Exercise aim: Please read the piece on moth pheromones: what does Astrid Groot say allomones are?

Study text:

___

Sexual attraction between humans is a complicated dance. It involves style, flair and a certain suave to make the movement complete. And adding even more intricacies to the already convoluted process — every person enjoys their own dance style.

Some live for the flighty quick step, chasing after their partners in emotional bursts. Others enjoy the slow lyrical jazz, full of sensuality. And even more want the rigid tango, trapped in a whirlwind of passion. It often seems miraculous to find two people whose timing, speed and style match in elegant movement.

Luckily for moths, and many other species, reproduction isn’t nearly as difficult of a selection process. Rather than creating a perilous system including everything from movement to appearance to intelligence, moths rely simply on chemical signals called pheromones. But a moth’s current genetic code has taken millions of years of evolution to reach where it is today — and the details of how pheromones evolved from one species into thousands has puzzled scientists for decades.

But an inter-disciplinary study on campus delved into this complex world of moth reproductive attraction. A group of professors used genetics and entomology to investigate moth pheromones.

“Pheromones as a group is the communication within the species,” Astrid Groot, a professor of entomology, said. “Allomones is the communication between species.”

Pheromones are most often recognized as sexual, and although they do refer to other communications between specimens, arguably the most important and at the center of this study, are sexual pheromones.

To explain the complexity of the moth pheromone situation, Fred Gould, a professor of entomology, contrasted with the evolution of changing colors of Melanic Moths.

___

Information shown:
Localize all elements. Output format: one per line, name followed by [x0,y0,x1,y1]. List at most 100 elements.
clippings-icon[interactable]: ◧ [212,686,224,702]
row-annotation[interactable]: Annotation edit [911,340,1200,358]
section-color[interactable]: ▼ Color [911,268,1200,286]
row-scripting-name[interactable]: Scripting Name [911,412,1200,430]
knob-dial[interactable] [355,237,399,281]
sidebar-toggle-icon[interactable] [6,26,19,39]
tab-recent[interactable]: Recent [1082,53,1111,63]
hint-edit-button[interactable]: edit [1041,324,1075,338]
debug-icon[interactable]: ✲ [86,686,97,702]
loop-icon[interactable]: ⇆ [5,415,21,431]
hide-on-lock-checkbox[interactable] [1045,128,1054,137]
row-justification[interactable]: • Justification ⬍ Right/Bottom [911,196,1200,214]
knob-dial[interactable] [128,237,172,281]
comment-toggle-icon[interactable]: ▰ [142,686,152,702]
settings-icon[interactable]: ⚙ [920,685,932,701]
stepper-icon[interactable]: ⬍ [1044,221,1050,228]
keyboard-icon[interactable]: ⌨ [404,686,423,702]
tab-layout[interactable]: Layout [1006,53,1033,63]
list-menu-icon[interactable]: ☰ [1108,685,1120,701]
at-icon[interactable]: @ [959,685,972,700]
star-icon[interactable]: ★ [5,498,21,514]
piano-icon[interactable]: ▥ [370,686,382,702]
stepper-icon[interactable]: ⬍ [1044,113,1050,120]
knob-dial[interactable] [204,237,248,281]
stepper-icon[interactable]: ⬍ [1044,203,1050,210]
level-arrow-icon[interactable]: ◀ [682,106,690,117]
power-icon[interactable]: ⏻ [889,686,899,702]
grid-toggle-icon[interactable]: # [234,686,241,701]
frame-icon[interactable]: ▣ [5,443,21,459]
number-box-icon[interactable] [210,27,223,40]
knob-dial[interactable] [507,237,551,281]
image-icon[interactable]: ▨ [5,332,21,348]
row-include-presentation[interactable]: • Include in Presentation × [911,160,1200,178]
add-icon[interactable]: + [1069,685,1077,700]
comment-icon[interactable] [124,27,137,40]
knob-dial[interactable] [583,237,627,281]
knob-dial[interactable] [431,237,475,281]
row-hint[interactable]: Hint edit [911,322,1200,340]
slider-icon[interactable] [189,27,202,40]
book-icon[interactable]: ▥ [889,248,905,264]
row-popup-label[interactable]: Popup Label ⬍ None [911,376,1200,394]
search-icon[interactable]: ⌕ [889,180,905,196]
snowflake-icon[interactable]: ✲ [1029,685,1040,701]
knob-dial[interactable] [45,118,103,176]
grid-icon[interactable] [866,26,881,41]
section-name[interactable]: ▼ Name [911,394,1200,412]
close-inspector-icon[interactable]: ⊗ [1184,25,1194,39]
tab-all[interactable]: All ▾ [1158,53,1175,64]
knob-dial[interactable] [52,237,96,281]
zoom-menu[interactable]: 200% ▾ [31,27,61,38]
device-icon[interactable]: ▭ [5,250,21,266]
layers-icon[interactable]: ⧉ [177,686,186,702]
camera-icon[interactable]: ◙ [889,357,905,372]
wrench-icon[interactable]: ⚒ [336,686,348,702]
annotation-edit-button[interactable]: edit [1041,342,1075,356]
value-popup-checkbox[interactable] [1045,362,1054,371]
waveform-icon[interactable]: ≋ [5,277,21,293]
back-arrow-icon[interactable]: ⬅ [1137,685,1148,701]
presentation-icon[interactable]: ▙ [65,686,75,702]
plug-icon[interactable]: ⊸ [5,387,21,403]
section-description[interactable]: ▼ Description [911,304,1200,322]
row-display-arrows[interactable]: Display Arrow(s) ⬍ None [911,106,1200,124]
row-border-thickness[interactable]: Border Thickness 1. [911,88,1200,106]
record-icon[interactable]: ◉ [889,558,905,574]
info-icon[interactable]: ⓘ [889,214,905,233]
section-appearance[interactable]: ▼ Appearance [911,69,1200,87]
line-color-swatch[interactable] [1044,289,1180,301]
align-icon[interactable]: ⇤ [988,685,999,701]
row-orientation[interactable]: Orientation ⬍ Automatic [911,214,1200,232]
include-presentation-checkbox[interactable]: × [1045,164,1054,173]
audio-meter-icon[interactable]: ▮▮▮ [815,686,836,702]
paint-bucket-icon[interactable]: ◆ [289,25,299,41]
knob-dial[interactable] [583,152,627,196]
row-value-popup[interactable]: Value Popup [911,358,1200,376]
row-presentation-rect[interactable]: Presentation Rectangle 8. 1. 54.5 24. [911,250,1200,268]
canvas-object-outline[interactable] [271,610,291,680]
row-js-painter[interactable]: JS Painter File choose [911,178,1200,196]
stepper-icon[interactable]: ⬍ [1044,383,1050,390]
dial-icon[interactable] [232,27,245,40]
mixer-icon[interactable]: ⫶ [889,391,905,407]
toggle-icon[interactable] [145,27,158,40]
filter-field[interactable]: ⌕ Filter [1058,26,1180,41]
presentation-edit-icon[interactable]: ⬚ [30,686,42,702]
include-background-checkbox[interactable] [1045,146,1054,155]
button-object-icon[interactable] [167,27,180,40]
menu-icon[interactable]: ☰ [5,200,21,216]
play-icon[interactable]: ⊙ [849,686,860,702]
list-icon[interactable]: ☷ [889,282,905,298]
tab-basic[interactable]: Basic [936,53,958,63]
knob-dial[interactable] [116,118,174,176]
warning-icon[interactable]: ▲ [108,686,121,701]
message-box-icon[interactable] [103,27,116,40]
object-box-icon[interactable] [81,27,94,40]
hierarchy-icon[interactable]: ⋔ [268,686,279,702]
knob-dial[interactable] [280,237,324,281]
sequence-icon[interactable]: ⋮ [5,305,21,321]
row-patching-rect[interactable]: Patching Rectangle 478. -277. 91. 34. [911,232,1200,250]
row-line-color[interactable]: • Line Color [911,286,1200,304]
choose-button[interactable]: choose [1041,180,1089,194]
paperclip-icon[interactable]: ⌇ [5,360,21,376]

___

Result below: Allomones are the communication between species.